(Excerpt from a dataset)
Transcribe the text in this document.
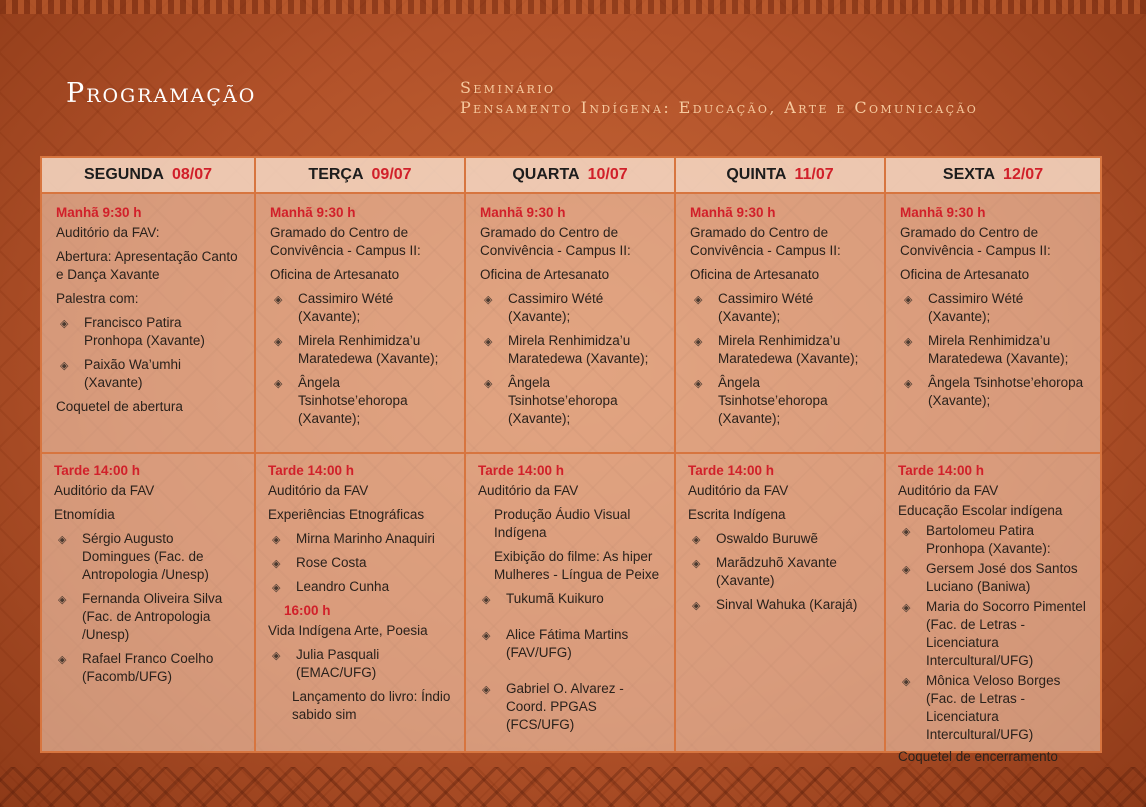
Programação	Seminário
Pensamento Indígena: Educação, Arte e Comunicação
SEGUNDA 08/07
Manhã 9:30 h

Auditório da FAV:

Abertura: Apresentação Canto e Dança Xavante

Palestra com:

◈ Francisco Patira Pronhopa (Xavante)
◈ Paixão Wa’umhi (Xavante)

Coquetel de abertura

Tarde 14:00 h

Auditório da FAV

Etnomídia

◈ Sérgio Augusto Domingues (Fac. de Antropologia /Unesp)
◈ Fernanda Oliveira Silva (Fac. de Antropologia /Unesp)
◈ Rafael Franco Coelho (Facomb/UFG)
TERÇA 09/07
Manhã 9:30 h

Gramado do Centro de Convivência - Campus II:

Oficina de Artesanato

◈ Cassimiro Wété (Xavante);
◈ Mirela Renhimidza’u Maratedewa (Xavante);
◈ Ângela Tsinhotse’ehoropa (Xavante);
Tarde 14:00 h

Auditório da FAV

Experiências Etnográficas

◈ Mirna Marinho Anaquiri
◈ Rose Costa
◈ Leandro Cunha
16:00 h

Vida Indígena Arte, Poesia

◈ Julia Pasquali (EMAC/UFG)

Lançamento do livro: Índio sabido sim

QUARTA 10/07
Manhã 9:30 h

Gramado do Centro de Convivência - Campus II:

Oficina de Artesanato

◈ Cassimiro Wété (Xavante);
◈ Mirela Renhimidza’u Maratedewa (Xavante);
◈ Ângela Tsinhotse’ehoropa (Xavante);
Tarde 14:00 h

Auditório da FAV

Produção Áudio Visual Indígena

Exibição do filme: As hiper Mulheres - Língua de Peixe

◈ Tukumã Kuikuro
◈ Alice Fátima Martins (FAV/UFG)
◈ Gabriel O. Alvarez - Coord. PPGAS (FCS/UFG)
QUINTA 11/07
Manhã 9:30 h

Gramado do Centro de Convivência - Campus II:

Oficina de Artesanato

◈ Cassimiro Wété (Xavante);
◈ Mirela Renhimidza’u Maratedewa (Xavante);
◈ Ângela Tsinhotse’ehoropa (Xavante);
Tarde 14:00 h

Auditório da FAV

Escrita Indígena

◈ Oswaldo Buruwẽ
◈ Marãdzuhõ Xavante (Xavante)
◈ Sinval Wahuka (Karajá)
SEXTA 12/07
Manhã 9:30 h

Gramado do Centro de Convivência - Campus II:

Oficina de Artesanato

◈ Cassimiro Wété (Xavante);
◈ Mirela Renhimidza’u Maratedewa (Xavante);
◈ Ângela Tsinhotse’ehoropa (Xavante);
Tarde 14:00 h

Auditório da FAV

Educação Escolar indígena

◈ Bartolomeu Patira Pronhopa (Xavante):
◈ Gersem José dos Santos Luciano (Baniwa)
◈ Maria do Socorro Pimentel (Fac. de Letras - Licenciatura Intercultural/UFG)
◈ Mônica Veloso Borges (Fac. de Letras - Licenciatura Intercultural/UFG)

Coquetel de encerramento
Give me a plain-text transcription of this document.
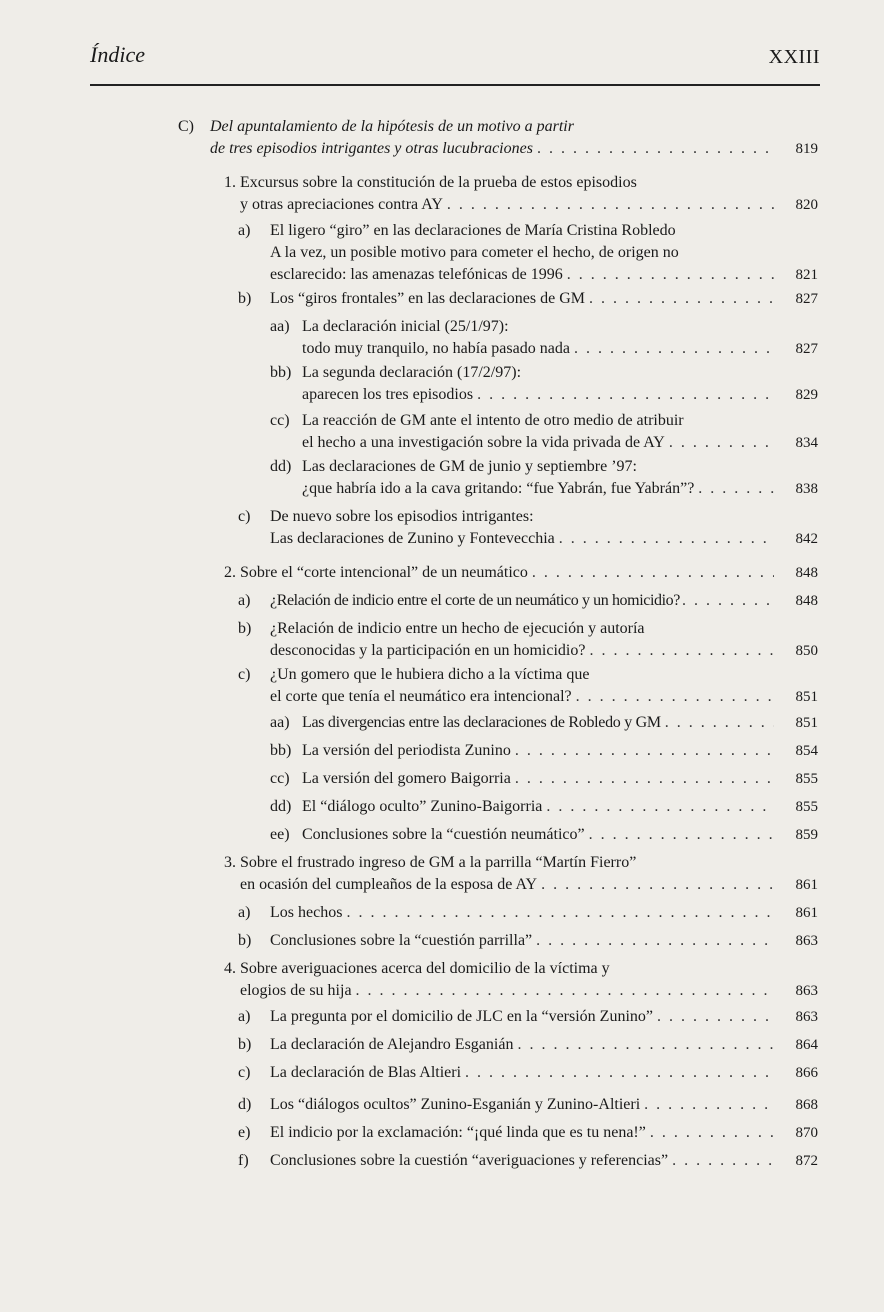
Índice	XXIII
C)	Del apuntalamiento de la hipótesis de un motivo a partir
de tres episodios intrigantes y otras lucubraciones . . .	819
1. Excursus sobre la constitución de la prueba de estos episodios
y otras apreciaciones contra AY . . .	820
a)	El ligero “giro” en las declaraciones de María Cristina Robledo
A la vez, un posible motivo para cometer el hecho, de origen no
esclarecido: las amenazas telefónicas de 1996 . . .	821
b)	Los “giros frontales” en las declaraciones de GM . . .	827
aa) La declaración inicial (25/1/97):
todo muy tranquilo, no había pasado nada . . .	827
bb) La segunda declaración (17/2/97):
aparecen los tres episodios . . .	829
cc) La reacción de GM ante el intento de otro medio de atribuir
el hecho a una investigación sobre la vida privada de AY . . .	834
dd) Las declaraciones de GM de junio y septiembre ’97:
¿que habría ido a la cava gritando: “fue Yabrán, fue Yabrán”? . . .	838
c)	De nuevo sobre los episodios intrigantes:
Las declaraciones de Zunino y Fontevecchia . . .	842
2. Sobre el “corte intencional” de un neumático . . .	848
a)	¿Relación de indicio entre el corte de un neumático y un homicidio? . . .	848
b)	¿Relación de indicio entre un hecho de ejecución y autoría
desconocidas y la participación en un homicidio? . . .	850
c)	¿Un gomero que le hubiera dicho a la víctima que
el corte que tenía el neumático era intencional? . . .	851
aa) Las divergencias entre las declaraciones de Robledo y GM . . .	851
bb) La versión del periodista Zunino . . .	854
cc) La versión del gomero Baigorria . . .	855
dd) El “diálogo oculto” Zunino-Baigorria . . .	855
ee) Conclusiones sobre la “cuestión neumático” . . .	859
3. Sobre el frustrado ingreso de GM a la parrilla “Martín Fierro”
en ocasión del cumpleaños de la esposa de AY . . .	861
a)	Los hechos . . .	861
b)	Conclusiones sobre la “cuestión parrilla” . . .	863
4. Sobre averiguaciones acerca del domicilio de la víctima y
elogios de su hija . . .	863
a)	La pregunta por el domicilio de JLC en la “versión Zunino” . . .	863
b)	La declaración de Alejandro Esganián . . .	864
c)	La declaración de Blas Altieri . . .	866
d)	Los “diálogos ocultos” Zunino-Esganián y Zunino-Altieri . . .	868
e)	El indicio por la exclamación: “¡qué linda que es tu nena!” . . .	870
f)	Conclusiones sobre la cuestión “averiguaciones y referencias” . . .	872
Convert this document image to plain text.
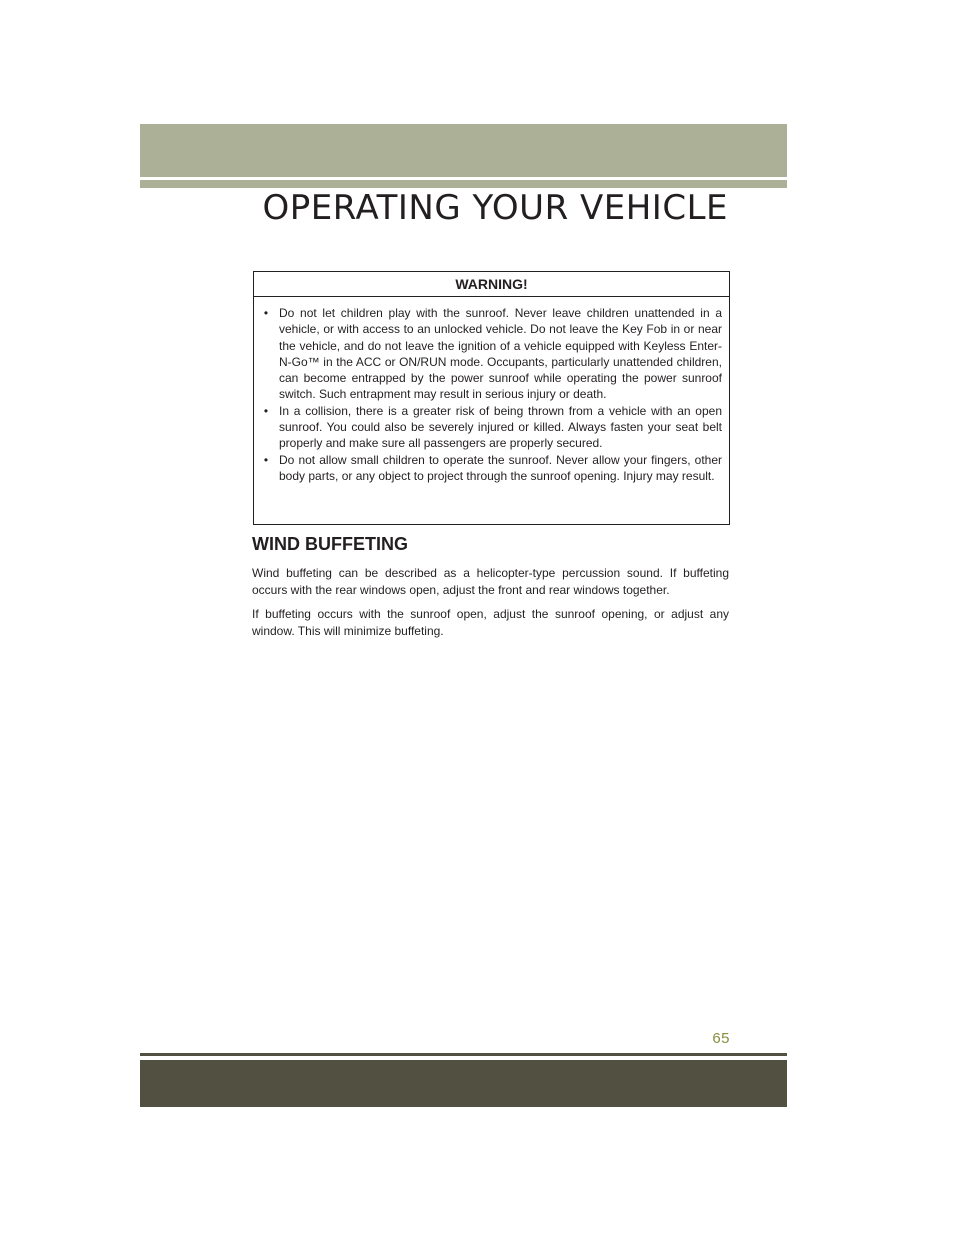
OPERATING YOUR VEHICLE
WARNING!
• Do not let children play with the sunroof. Never leave children unattended in a vehicle, or with access to an unlocked vehicle. Do not leave the Key Fob in or near the vehicle, and do not leave the ignition of a vehicle equipped with Keyless Enter-N-Go™ in the ACC or ON/RUN mode. Occupants, particularly unattended children, can become entrapped by the power sunroof while operating the power sunroof switch. Such entrapment may result in serious injury or death.
• In a collision, there is a greater risk of being thrown from a vehicle with an open sunroof. You could also be severely injured or killed. Always fasten your seat belt properly and make sure all passengers are properly secured.
• Do not allow small children to operate the sunroof. Never allow your fingers, other body parts, or any object to project through the sunroof opening. Injury may result.
WIND BUFFETING

Wind buffeting can be described as a helicopter-type percussion sound. If buffeting occurs with the rear windows open, adjust the front and rear windows together.

If buffeting occurs with the sunroof open, adjust the sunroof opening, or adjust any window. This will minimize buffeting.

65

# Set task:
Show all lines from the data above in which the word "indicio" appears.

# Finished task:
a)	¿Relación de indicio entre el corte de un neumático y un homicidio? . . .	848
b)	¿Relación de indicio entre un hecho de ejecución y autoría
e)	El indicio por la exclamación: “¡qué linda que es tu nena!” . . .	870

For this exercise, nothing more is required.